### The problem
Go through the data below and copy it exactly, skipping every picture.

### Exercise inputs
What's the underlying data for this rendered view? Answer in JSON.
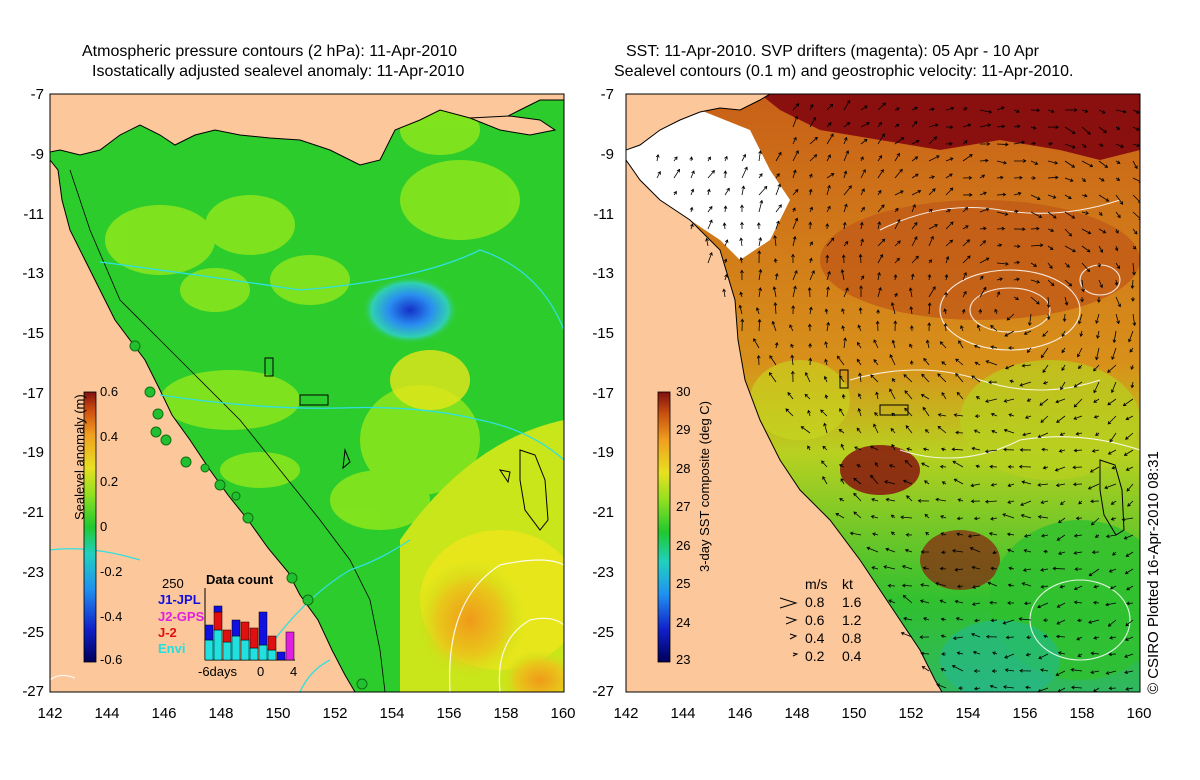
{
  "left_panel": {
    "title_line1": "Atmospheric pressure contours (2 hPa): 11-Apr-2010",
    "title_line2": "Isostatically adjusted sealevel anomaly: 11-Apr-2010",
    "lat_ticks": [
      "-7",
      "-9",
      "-11",
      "-13",
      "-15",
      "-17",
      "-19",
      "-21",
      "-23",
      "-25",
      "-27"
    ],
    "lon_ticks": [
      "142",
      "144",
      "146",
      "148",
      "150",
      "152",
      "154",
      "156",
      "158",
      "160"
    ],
    "colorbar": {
      "label": "Sealevel anomaly (m)",
      "ticks": [
        "0.6",
        "0.4",
        "0.2",
        "0",
        "-0.2",
        "-0.4",
        "-0.6"
      ],
      "range": [
        -0.6,
        0.6
      ]
    },
    "data_count": {
      "title": "Data count",
      "max_label": "250",
      "missions": [
        {
          "name": "J1-JPL",
          "color": "#1010e0"
        },
        {
          "name": "J2-GPS",
          "color": "#e020e0"
        },
        {
          "name": "J-2",
          "color": "#e01010"
        },
        {
          "name": "Envi",
          "color": "#20e0e0"
        }
      ],
      "axis_labels": [
        "-6days",
        "0",
        "4"
      ]
    }
  },
  "right_panel": {
    "title_line1": "SST: 11-Apr-2010. SVP drifters (magenta): 05 Apr - 10 Apr",
    "title_line2": "Sealevel contours (0.1 m) and geostrophic velocity: 11-Apr-2010.",
    "lat_ticks": [
      "-7",
      "-9",
      "-11",
      "-13",
      "-15",
      "-17",
      "-19",
      "-21",
      "-23",
      "-25",
      "-27"
    ],
    "lon_ticks": [
      "142",
      "144",
      "146",
      "148",
      "150",
      "152",
      "154",
      "156",
      "158",
      "160"
    ],
    "colorbar": {
      "label": "3-day SST composite (deg C)",
      "ticks": [
        "30",
        "29",
        "28",
        "27",
        "26",
        "25",
        "24",
        "23"
      ],
      "range": [
        23,
        30
      ]
    },
    "velocity_legend": {
      "unit_ms": "m/s",
      "unit_kt": "kt",
      "rows": [
        {
          "ms": "0.8",
          "kt": "1.6"
        },
        {
          "ms": "0.6",
          "kt": "1.2"
        },
        {
          "ms": "0.4",
          "kt": "0.8"
        },
        {
          "ms": "0.2",
          "kt": "0.4"
        }
      ]
    }
  },
  "credit": "© CSIRO Plotted 16-Apr-2010 08:31",
  "colors": {
    "land": "#fcc79a",
    "ocean_mid_green": "#2dcc2d",
    "ocean_light_green": "#8ee61c",
    "ocean_yellow": "#e6e61a",
    "ocean_orange": "#f0a81c",
    "ocean_blue": "#2b6fe0",
    "sst_warm": "#cc6a18",
    "sst_hot": "#8a1010",
    "contour_cyan": "#30e0e0"
  }
}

### Solution below
What's the underlying data for this rendered view? Answer in JSON.
{
  "left_panel": {
    "title_line1": "Atmospheric pressure contours (2 hPa): 11-Apr-2010",
    "title_line2": "Isostatically adjusted sealevel anomaly: 11-Apr-2010",
    "lat_ticks": [
      "-7",
      "-9",
      "-11",
      "-13",
      "-15",
      "-17",
      "-19",
      "-21",
      "-23",
      "-25",
      "-27"
    ],
    "lon_ticks": [
      "142",
      "144",
      "146",
      "148",
      "150",
      "152",
      "154",
      "156",
      "158",
      "160"
    ],
    "colorbar": {
      "label": "Sealevel anomaly (m)",
      "ticks": [
        "0.6",
        "0.4",
        "0.2",
        "0",
        "-0.2",
        "-0.4",
        "-0.6"
      ],
      "range": [
        -0.6,
        0.6
      ]
    },
    "data_count": {
      "title": "Data count",
      "max_label": "250",
      "missions": [
        {
          "name": "J1-JPL",
          "color": "#1010e0"
        },
        {
          "name": "J2-GPS",
          "color": "#e020e0"
        },
        {
          "name": "J-2",
          "color": "#e01010"
        },
        {
          "name": "Envi",
          "color": "#20e0e0"
        }
      ],
      "axis_labels": [
        "-6days",
        "0",
        "4"
      ]
    }
  },
  "right_panel": {
    "title_line1": "SST: 11-Apr-2010. SVP drifters (magenta): 05 Apr - 10 Apr",
    "title_line2": "Sealevel contours (0.1 m) and geostrophic velocity: 11-Apr-2010.",
    "lat_ticks": [
      "-7",
      "-9",
      "-11",
      "-13",
      "-15",
      "-17",
      "-19",
      "-21",
      "-23",
      "-25",
      "-27"
    ],
    "lon_ticks": [
      "142",
      "144",
      "146",
      "148",
      "150",
      "152",
      "154",
      "156",
      "158",
      "160"
    ],
    "colorbar": {
      "label": "3-day SST composite (deg C)",
      "ticks": [
        "30",
        "29",
        "28",
        "27",
        "26",
        "25",
        "24",
        "23"
      ],
      "range": [
        23,
        30
      ]
    },
    "velocity_legend": {
      "unit_ms": "m/s",
      "unit_kt": "kt",
      "rows": [
        {
          "ms": "0.8",
          "kt": "1.6"
        },
        {
          "ms": "0.6",
          "kt": "1.2"
        },
        {
          "ms": "0.4",
          "kt": "0.8"
        },
        {
          "ms": "0.2",
          "kt": "0.4"
        }
      ]
    }
  },
  "credit": "© CSIRO Plotted 16-Apr-2010 08:31",
  "colors": {
    "land": "#fcc79a",
    "ocean_mid_green": "#2dcc2d",
    "ocean_light_green": "#8ee61c",
    "ocean_yellow": "#e6e61a",
    "ocean_orange": "#f0a81c",
    "ocean_blue": "#2b6fe0",
    "sst_warm": "#cc6a18",
    "sst_hot": "#8a1010",
    "contour_cyan": "#30e0e0"
  }
}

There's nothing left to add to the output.